### TASK BRIEF
Collect every line of the records below that contains the word "Election".

Extracts from a graphics dataset:
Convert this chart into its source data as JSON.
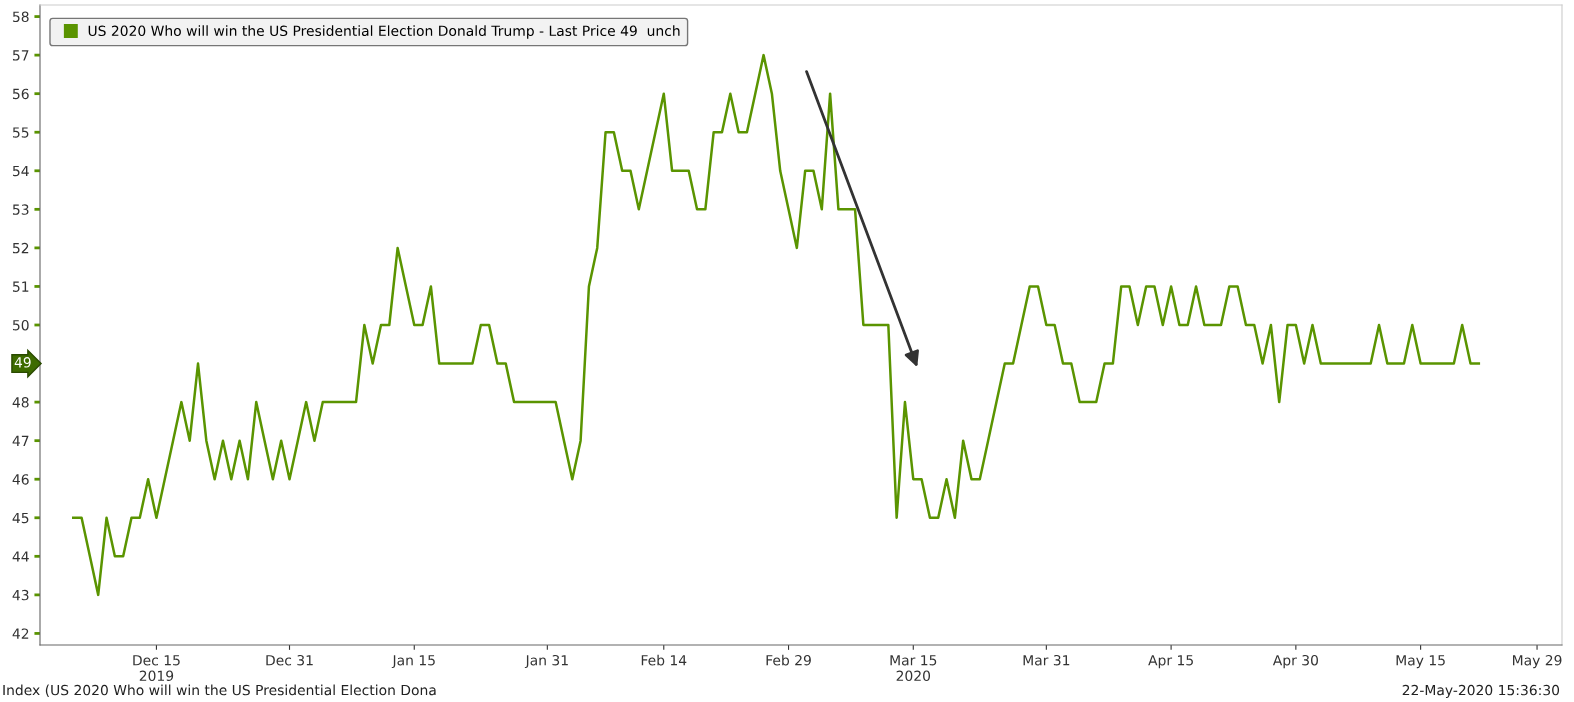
{
  "chart_data": {
    "type": "line",
    "x": [
      "2019-12-05",
      "2019-12-06",
      "2019-12-07",
      "2019-12-08",
      "2019-12-09",
      "2019-12-10",
      "2019-12-11",
      "2019-12-12",
      "2019-12-13",
      "2019-12-14",
      "2019-12-15",
      "2019-12-16",
      "2019-12-17",
      "2019-12-18",
      "2019-12-19",
      "2019-12-20",
      "2019-12-21",
      "2019-12-22",
      "2019-12-23",
      "2019-12-24",
      "2019-12-25",
      "2019-12-26",
      "2019-12-27",
      "2019-12-28",
      "2019-12-29",
      "2019-12-30",
      "2019-12-31",
      "2020-01-01",
      "2020-01-02",
      "2020-01-03",
      "2020-01-04",
      "2020-01-05",
      "2020-01-06",
      "2020-01-07",
      "2020-01-08",
      "2020-01-09",
      "2020-01-10",
      "2020-01-11",
      "2020-01-12",
      "2020-01-13",
      "2020-01-14",
      "2020-01-15",
      "2020-01-16",
      "2020-01-17",
      "2020-01-18",
      "2020-01-19",
      "2020-01-20",
      "2020-01-21",
      "2020-01-22",
      "2020-01-23",
      "2020-01-24",
      "2020-01-25",
      "2020-01-26",
      "2020-01-27",
      "2020-01-28",
      "2020-01-29",
      "2020-01-30",
      "2020-01-31",
      "2020-02-01",
      "2020-02-02",
      "2020-02-03",
      "2020-02-04",
      "2020-02-05",
      "2020-02-06",
      "2020-02-07",
      "2020-02-08",
      "2020-02-09",
      "2020-02-10",
      "2020-02-11",
      "2020-02-12",
      "2020-02-13",
      "2020-02-14",
      "2020-02-15",
      "2020-02-16",
      "2020-02-17",
      "2020-02-18",
      "2020-02-19",
      "2020-02-20",
      "2020-02-21",
      "2020-02-22",
      "2020-02-23",
      "2020-02-24",
      "2020-02-25",
      "2020-02-26",
      "2020-02-27",
      "2020-02-28",
      "2020-02-29",
      "2020-03-01",
      "2020-03-02",
      "2020-03-03",
      "2020-03-04",
      "2020-03-05",
      "2020-03-06",
      "2020-03-07",
      "2020-03-08",
      "2020-03-09",
      "2020-03-10",
      "2020-03-11",
      "2020-03-12",
      "2020-03-13",
      "2020-03-14",
      "2020-03-15",
      "2020-03-16",
      "2020-03-17",
      "2020-03-18",
      "2020-03-19",
      "2020-03-20",
      "2020-03-21",
      "2020-03-22",
      "2020-03-23",
      "2020-03-24",
      "2020-03-25",
      "2020-03-26",
      "2020-03-27",
      "2020-03-28",
      "2020-03-29",
      "2020-03-30",
      "2020-03-31",
      "2020-04-01",
      "2020-04-02",
      "2020-04-03",
      "2020-04-04",
      "2020-04-05",
      "2020-04-06",
      "2020-04-07",
      "2020-04-08",
      "2020-04-09",
      "2020-04-10",
      "2020-04-11",
      "2020-04-12",
      "2020-04-13",
      "2020-04-14",
      "2020-04-15",
      "2020-04-16",
      "2020-04-17",
      "2020-04-18",
      "2020-04-19",
      "2020-04-20",
      "2020-04-21",
      "2020-04-22",
      "2020-04-23",
      "2020-04-24",
      "2020-04-25",
      "2020-04-26",
      "2020-04-27",
      "2020-04-28",
      "2020-04-29",
      "2020-04-30",
      "2020-05-01",
      "2020-05-02",
      "2020-05-03",
      "2020-05-04",
      "2020-05-05",
      "2020-05-06",
      "2020-05-07",
      "2020-05-08",
      "2020-05-09",
      "2020-05-10",
      "2020-05-11",
      "2020-05-12",
      "2020-05-13",
      "2020-05-14",
      "2020-05-15",
      "2020-05-16",
      "2020-05-17",
      "2020-05-18",
      "2020-05-19",
      "2020-05-20",
      "2020-05-21",
      "2020-05-22"
    ],
    "series": [
      {
        "name": "US 2020 Who will win the US Presidential Election Donald Trump - Last Price 49  unch",
        "color": "#5a9400",
        "values": [
          45,
          45,
          44,
          43,
          45,
          44,
          44,
          45,
          45,
          46,
          45,
          46,
          47,
          48,
          47,
          49,
          47,
          46,
          47,
          46,
          47,
          46,
          48,
          47,
          46,
          47,
          46,
          47,
          48,
          47,
          48,
          48,
          48,
          48,
          48,
          50,
          49,
          50,
          50,
          52,
          51,
          50,
          50,
          51,
          49,
          49,
          49,
          49,
          49,
          50,
          50,
          49,
          49,
          48,
          48,
          48,
          48,
          48,
          48,
          47,
          46,
          47,
          51,
          52,
          55,
          55,
          54,
          54,
          53,
          54,
          55,
          56,
          54,
          54,
          54,
          53,
          53,
          55,
          55,
          56,
          55,
          55,
          56,
          57,
          56,
          54,
          53,
          52,
          54,
          54,
          53,
          56,
          53,
          53,
          53,
          50,
          50,
          50,
          50,
          45,
          48,
          46,
          46,
          45,
          45,
          46,
          45,
          47,
          46,
          46,
          47,
          48,
          49,
          49,
          50,
          51,
          51,
          50,
          50,
          49,
          49,
          48,
          48,
          48,
          49,
          49,
          51,
          51,
          50,
          51,
          51,
          50,
          51,
          50,
          50,
          51,
          50,
          50,
          50,
          51,
          51,
          50,
          50,
          49,
          50,
          48,
          50,
          50,
          49,
          50,
          49,
          49,
          49,
          49,
          49,
          49,
          49,
          50,
          49,
          49,
          49,
          50,
          49,
          49,
          49,
          49,
          49,
          50,
          49,
          49
        ]
      }
    ],
    "xlim": [
      "2019-12-01",
      "2020-06-01"
    ],
    "xticks": [
      {
        "value": "2019-12-15",
        "label": "Dec 15\n2019"
      },
      {
        "value": "2019-12-31",
        "label": "Dec 31"
      },
      {
        "value": "2020-01-15",
        "label": "Jan 15"
      },
      {
        "value": "2020-01-31",
        "label": "Jan 31"
      },
      {
        "value": "2020-02-14",
        "label": "Feb 14"
      },
      {
        "value": "2020-02-29",
        "label": "Feb 29"
      },
      {
        "value": "2020-03-15",
        "label": "Mar 15\n2020"
      },
      {
        "value": "2020-03-31",
        "label": "Mar 31"
      },
      {
        "value": "2020-04-15",
        "label": "Apr 15"
      },
      {
        "value": "2020-04-30",
        "label": "Apr 30"
      },
      {
        "value": "2020-05-15",
        "label": "May 15"
      },
      {
        "value": "2020-05-29",
        "label": "May 29"
      }
    ],
    "ylim": [
      41.7,
      58.3
    ],
    "yticks": [
      42,
      43,
      44,
      45,
      46,
      47,
      48,
      49,
      50,
      51,
      52,
      53,
      54,
      55,
      56,
      57,
      58
    ],
    "legend": "top left",
    "grid": false,
    "marker": "none",
    "line_style": "solid",
    "annotations": [
      "49",
      "Index (US 2020 Who will win the US Presidential Election Dona",
      "22-May-2020 15:36:30"
    ]
  }
}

### ANSWER TO THE EXERCISE
        "name": "US 2020 Who will win the US Presidential Election Donald Trump - Last Price 49  unch",
      "Index (US 2020 Who will win the US Presidential Election Dona",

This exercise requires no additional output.